***** Dataset content *****
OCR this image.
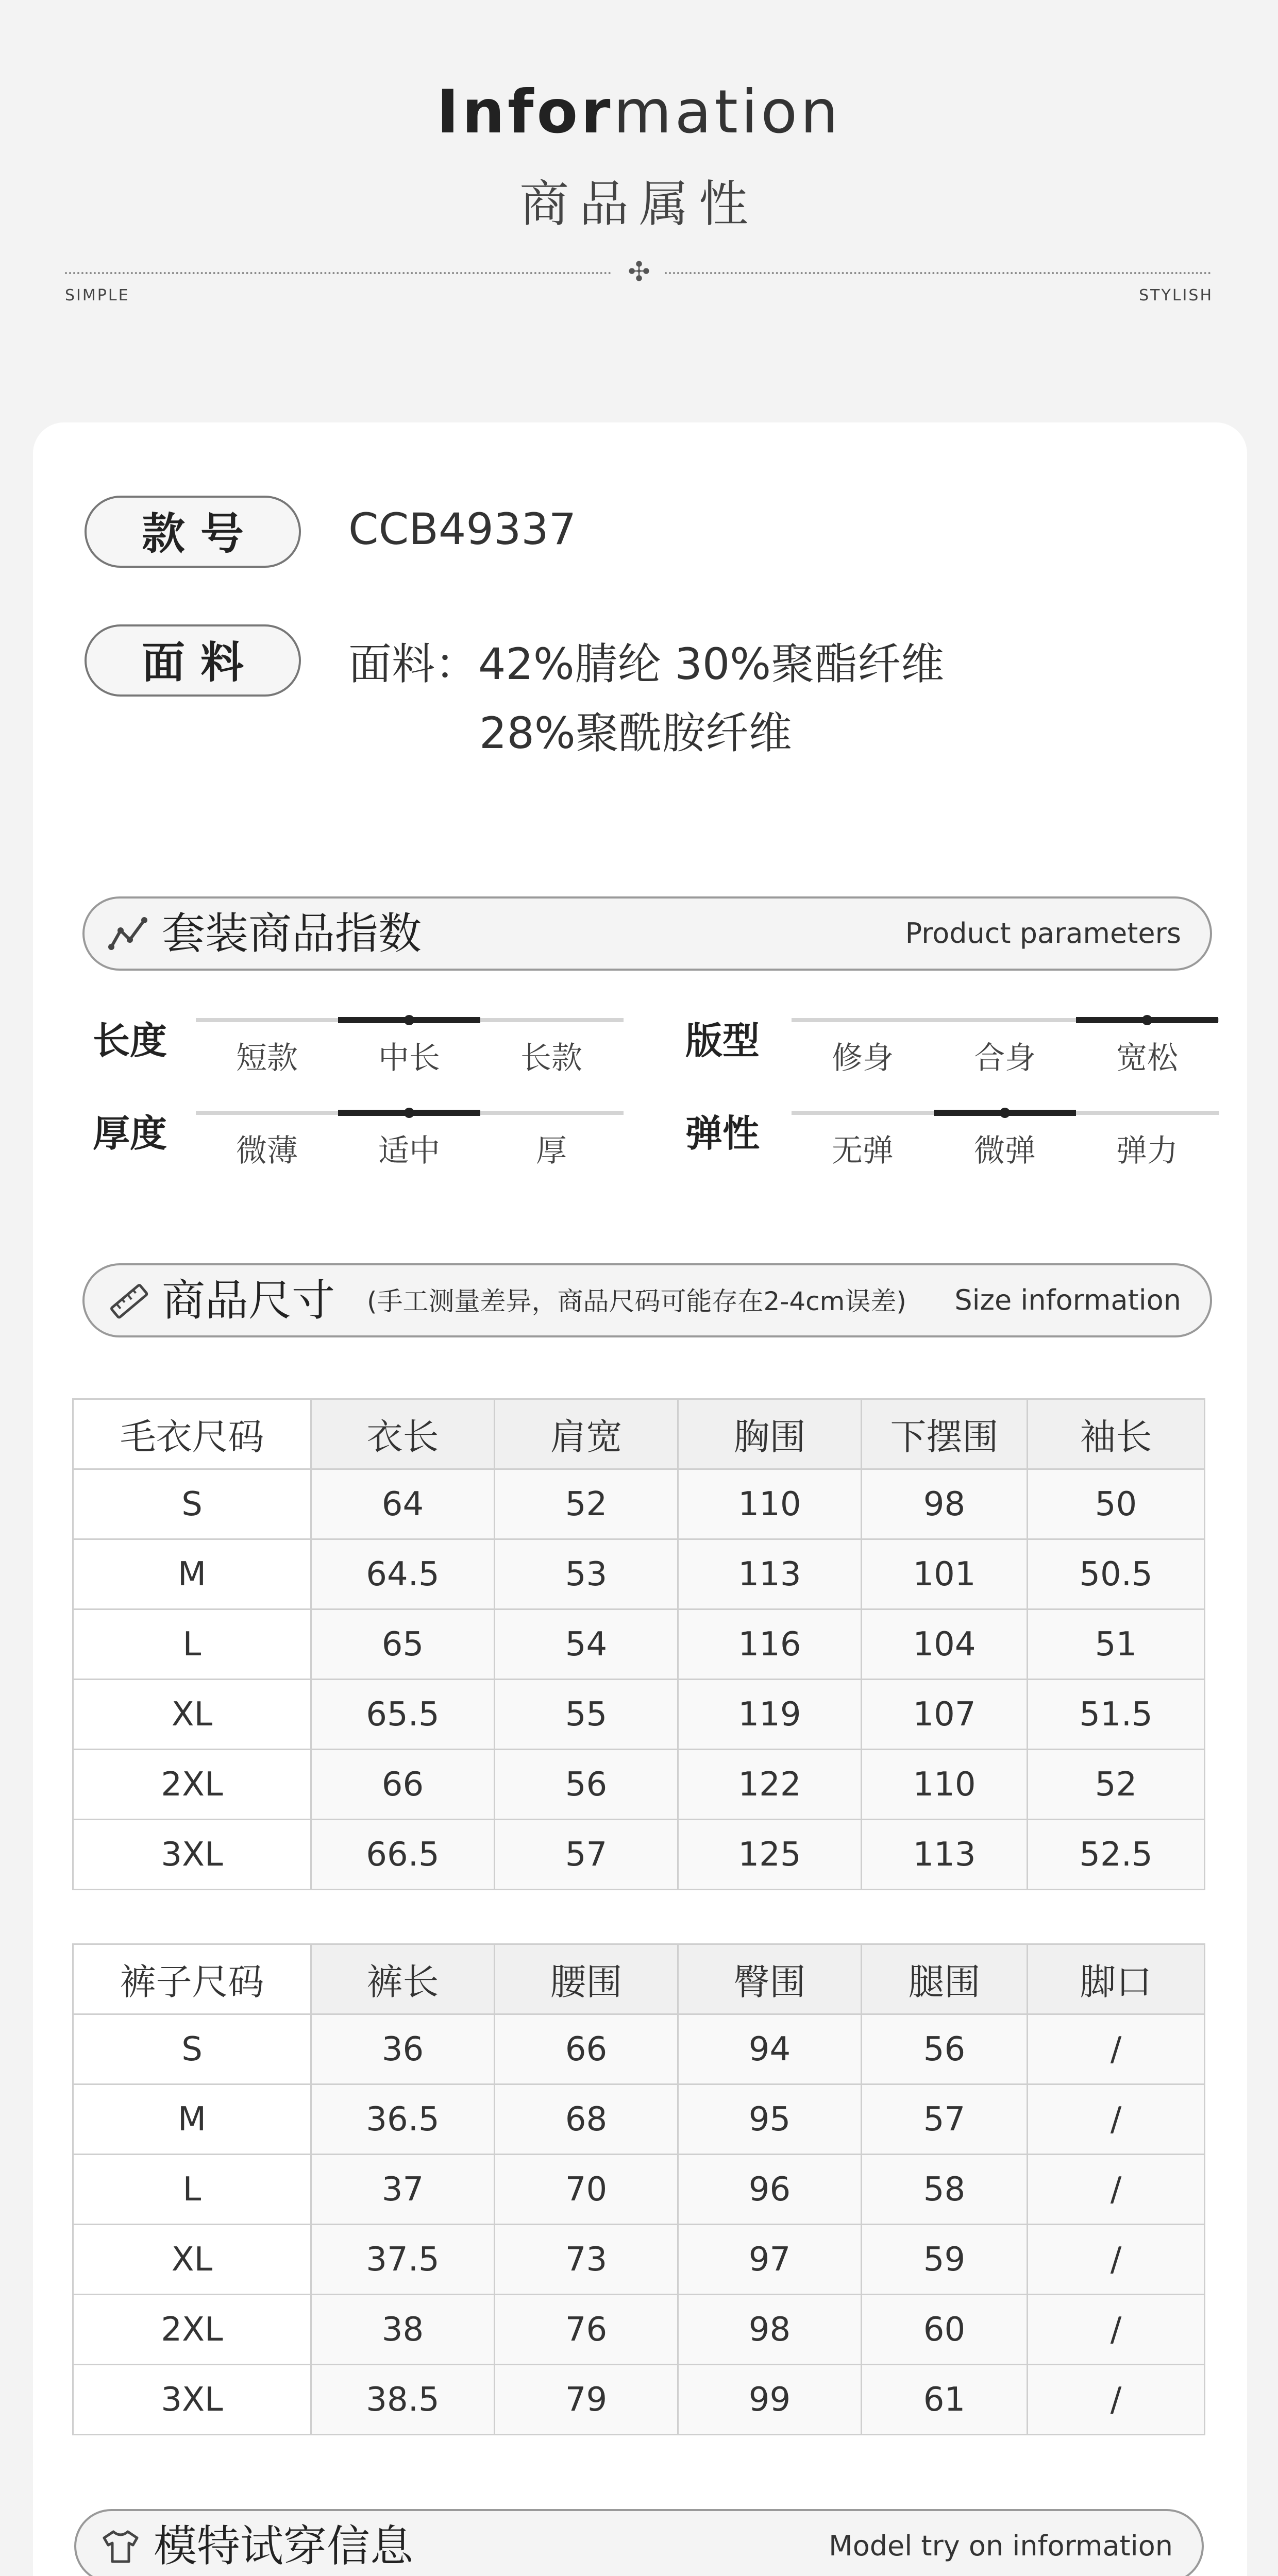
Information
商品属性
✣
SIMPLE	STYLISH
款号	CCB49337
面料	面料：42%腈纶 30%聚酯纤维
28%聚酰胺纤维
套装商品指数	Product parameters
长度	短款	中长	长款	版型	修身	合身	宽松
厚度	微薄	适中	厚	弹性	无弹	微弹	弹力
商品尺寸 (手工测量差异，商品尺码可能存在2-4cm误差) Size information
毛衣尺码	衣长	肩宽	胸围	下摆围	袖长
S	64	52	110	98	50
M	64.5	53	113	101	50.5
L	65	54	116	104	51
XL	65.5	55	119	107	51.5
2XL	66	56	122	110	52
3XL	66.5	57	125	113	52.5
裤子尺码	裤长	腰围	臀围	腿围	脚口
S	36	66	94	56	/
M	36.5	68	95	57	/
L	37	70	96	58	/
XL	37.5	73	97	59	/
2XL	38	76	98	60	/
3XL	38.5	79	99	61	/
模特试穿信息	Model try on information
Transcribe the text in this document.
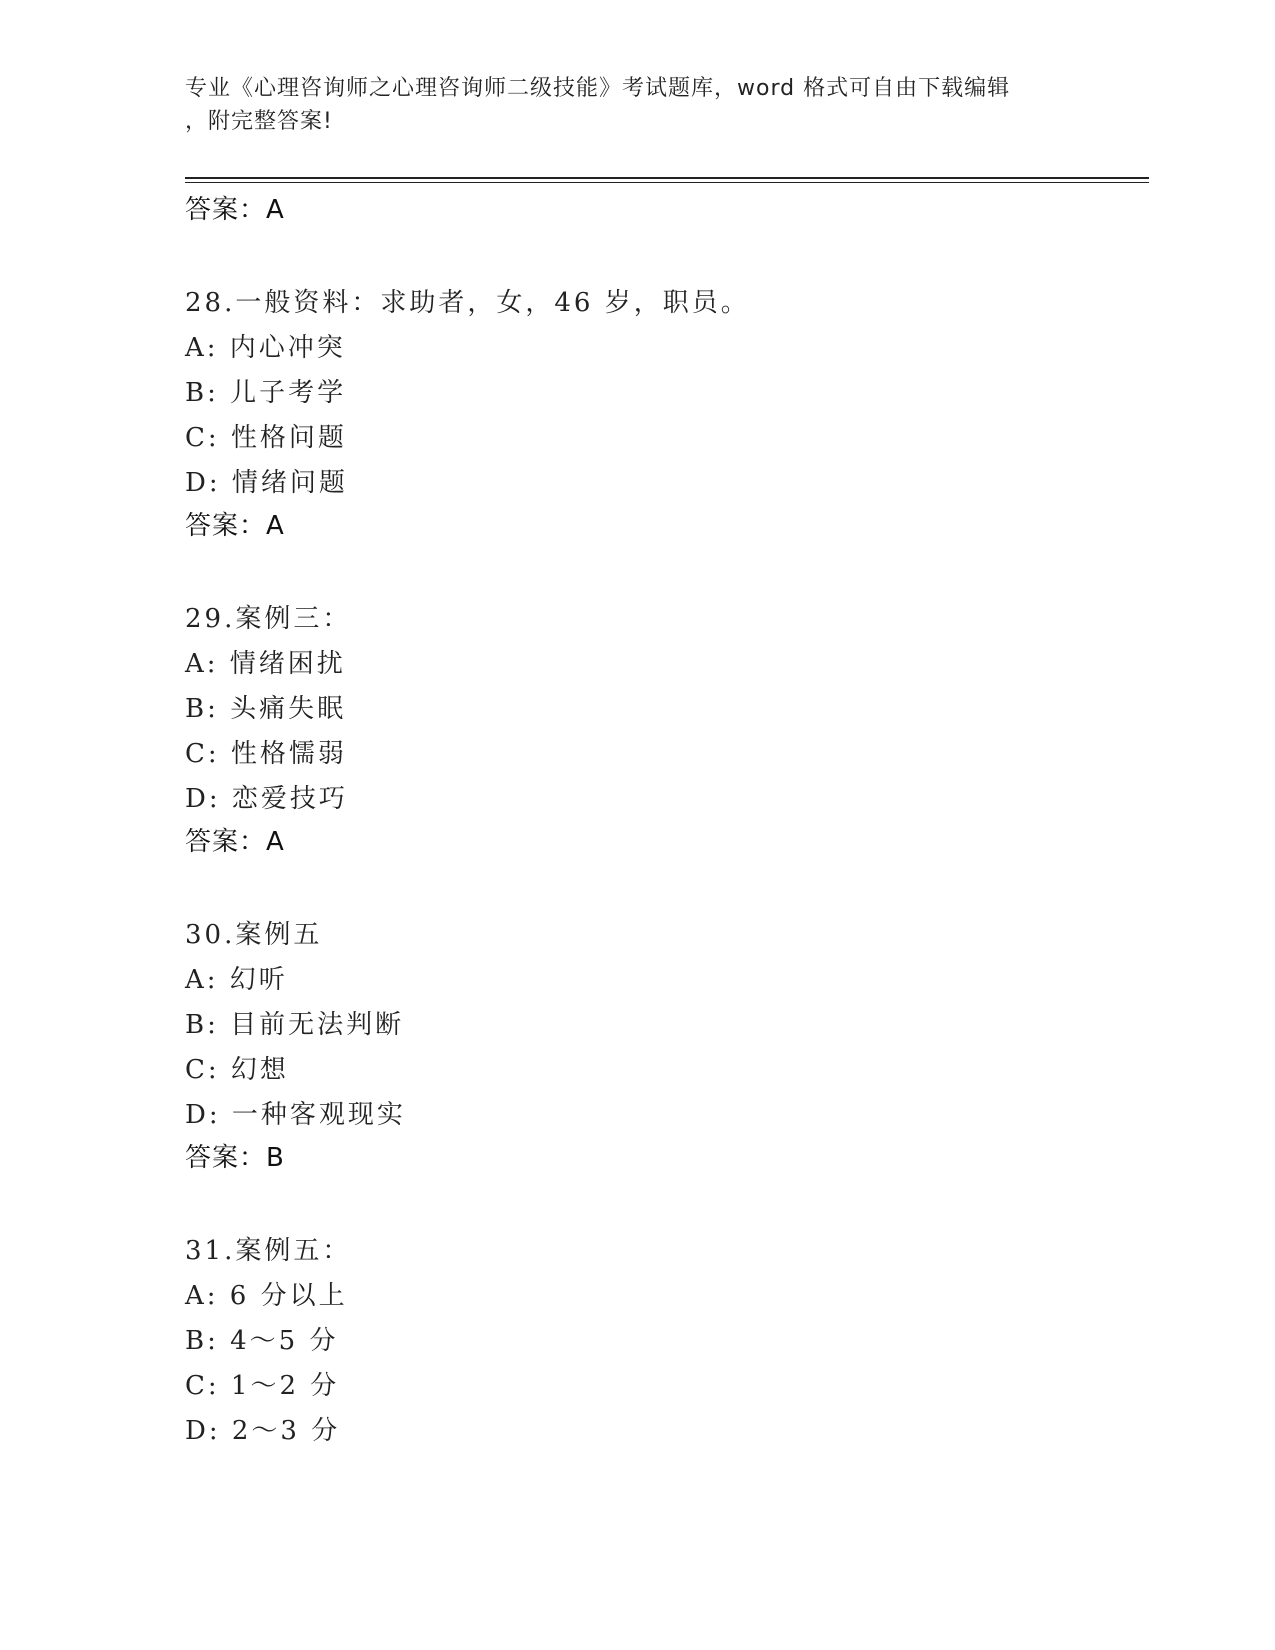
专业《心理咨询师之心理咨询师二级技能》考试题库，word 格式可自由下载编辑
，附完整答案!
答案：A
28.一般资料：求助者，女，46 岁，职员。
A: 内心冲突
B: 儿子考学
C: 性格问题
D: 情绪问题
答案：A
29.案例三：
A: 情绪困扰
B: 头痛失眠
C: 性格懦弱
D: 恋爱技巧
答案：A
30.案例五
A: 幻听
B: 目前无法判断
C: 幻想
D: 一种客观现实
答案：B
31.案例五：
A: 6 分以上
B: 4～5 分
C: 1～2 分
D: 2～3 分
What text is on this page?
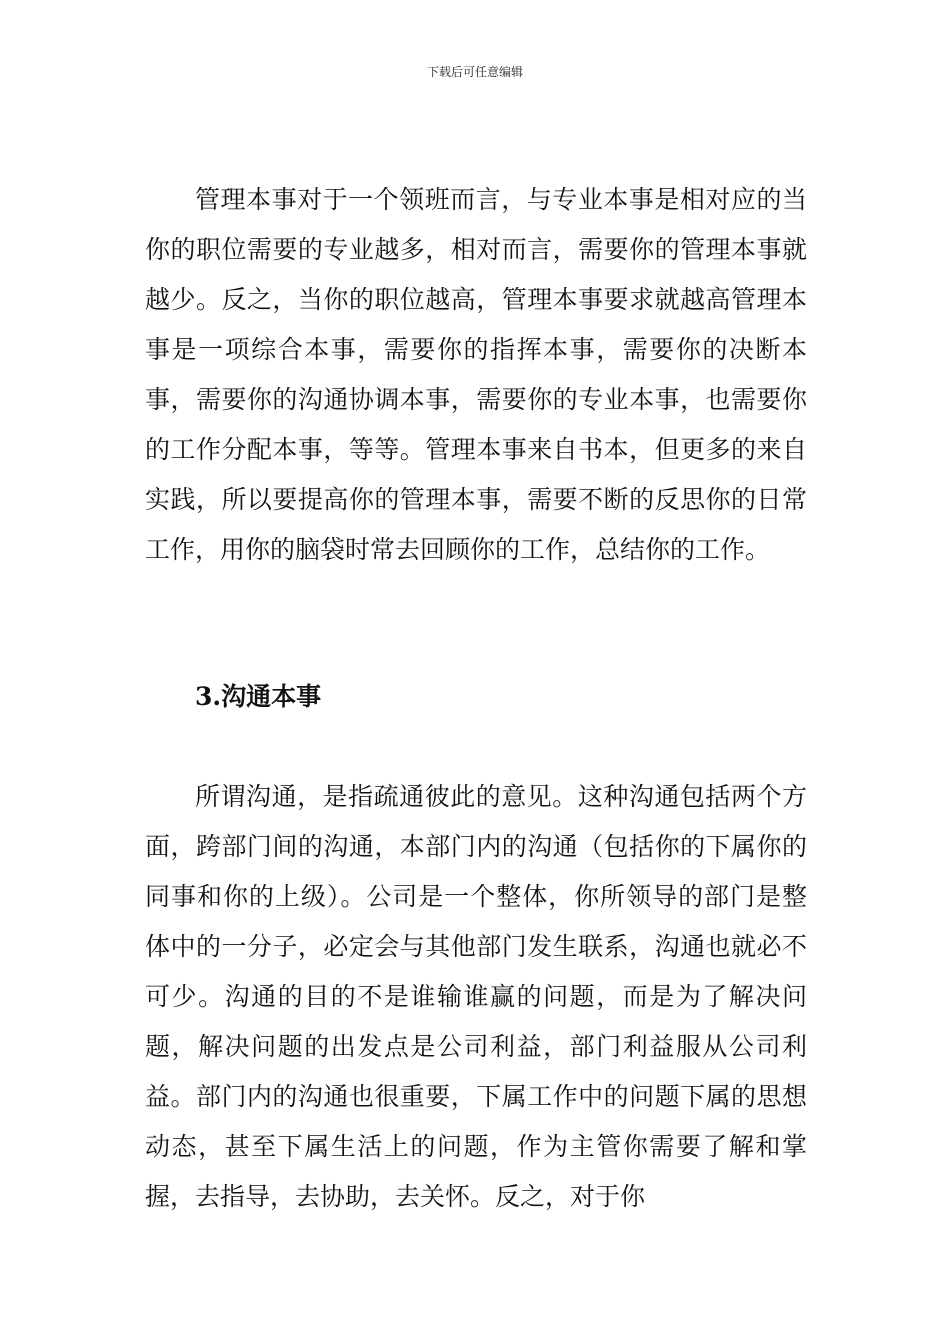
下载后可任意编辑

管理本事对于一个领班而言，与专业本事是相对应的当你的职位需要的专业越多，相对而言，需要你的管理本事就越少。反之，当你的职位越高，管理本事要求就越高管理本事是一项综合本事，需要你的指挥本事，需要你的决断本事，需要你的沟通协调本事，需要你的专业本事，也需要你的工作分配本事，等等。管理本事来自书本，但更多的来自实践，所以要提高你的管理本事，需要不断的反思你的日常工作，用你的脑袋时常去回顾你的工作，总结你的工作。

3.沟通本事

所谓沟通，是指疏通彼此的意见。这种沟通包括两个方面，跨部门间的沟通，本部门内的沟通（包括你的下属你的同事和你的上级）。公司是一个整体，你所领导的部门是整体中的一分子，必定会与其他部门发生联系，沟通也就必不可少。沟通的目的不是谁输谁赢的问题，而是为了解决问题，解决问题的出发点是公司利益，部门利益服从公司利益。部门内的沟通也很重要，下属工作中的问题下属的思想动态，甚至下属生活上的问题，作为主管你需要了解和掌握，去指导，去协助，去关怀。反之，对于你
*****
Without including the pictures, reproduce all entries exactly.

• Task answer:
OCR this image.
Information
商品属性
✣
SIMPLE	STYLISH
款号	CCB49337
面料	面料：42%腈纶 30%聚酯纤维
28%聚酰胺纤维
套装商品指数	Product parameters
长度	短款	中长	长款	版型	修身	合身	宽松
厚度	微薄	适中	厚	弹性	无弹	微弹	弹力
商品尺寸 (手工测量差异，商品尺码可能存在2-4cm误差) Size information
毛衣尺码	衣长	肩宽	胸围	下摆围	袖长
S	64	52	110	98	50
M	64.5	53	113	101	50.5
L	65	54	116	104	51
XL	65.5	55	119	107	51.5
2XL	66	56	122	110	52
3XL	66.5	57	125	113	52.5
裤子尺码	裤长	腰围	臀围	腿围	脚口
S	36	66	94	56	/
M	36.5	68	95	57	/
L	37	70	96	58	/
XL	37.5	73	97	59	/
2XL	38	76	98	60	/
3XL	38.5	79	99	61	/
模特试穿信息	Model try on information
Transcribe the text in this document.
专业《心理咨询师之心理咨询师二级技能》考试题库，word 格式可自由下载编辑
，附完整答案!
答案：A
28.一般资料：求助者，女，46 岁，职员。
A: 内心冲突
B: 儿子考学
C: 性格问题
D: 情绪问题
答案：A
29.案例三：
A: 情绪困扰
B: 头痛失眠
C: 性格懦弱
D: 恋爱技巧
答案：A
30.案例五
A: 幻听
B: 目前无法判断
C: 幻想
D: 一种客观现实
答案：B
31.案例五：
A: 6 分以上
B: 4～5 分
C: 1～2 分
D: 2～3 分
What text is on this page?
下载后可任意编辑

管理本事对于一个领班而言，与专业本事是相对应的当你的职位需要的专业越多，相对而言，需要你的管理本事就越少。反之，当你的职位越高，管理本事要求就越高管理本事是一项综合本事，需要你的指挥本事，需要你的决断本事，需要你的沟通协调本事，需要你的专业本事，也需要你的工作分配本事，等等。管理本事来自书本，但更多的来自实践，所以要提高你的管理本事，需要不断的反思你的日常工作，用你的脑袋时常去回顾你的工作，总结你的工作。

3.沟通本事

所谓沟通，是指疏通彼此的意见。这种沟通包括两个方面，跨部门间的沟通，本部门内的沟通（包括你的下属你的同事和你的上级）。公司是一个整体，你所领导的部门是整体中的一分子，必定会与其他部门发生联系，沟通也就必不可少。沟通的目的不是谁输谁赢的问题，而是为了解决问题，解决问题的出发点是公司利益，部门利益服从公司利益。部门内的沟通也很重要，下属工作中的问题下属的思想动态，甚至下属生活上的问题，作为主管你需要了解和掌握，去指导，去协助，去关怀。反之，对于你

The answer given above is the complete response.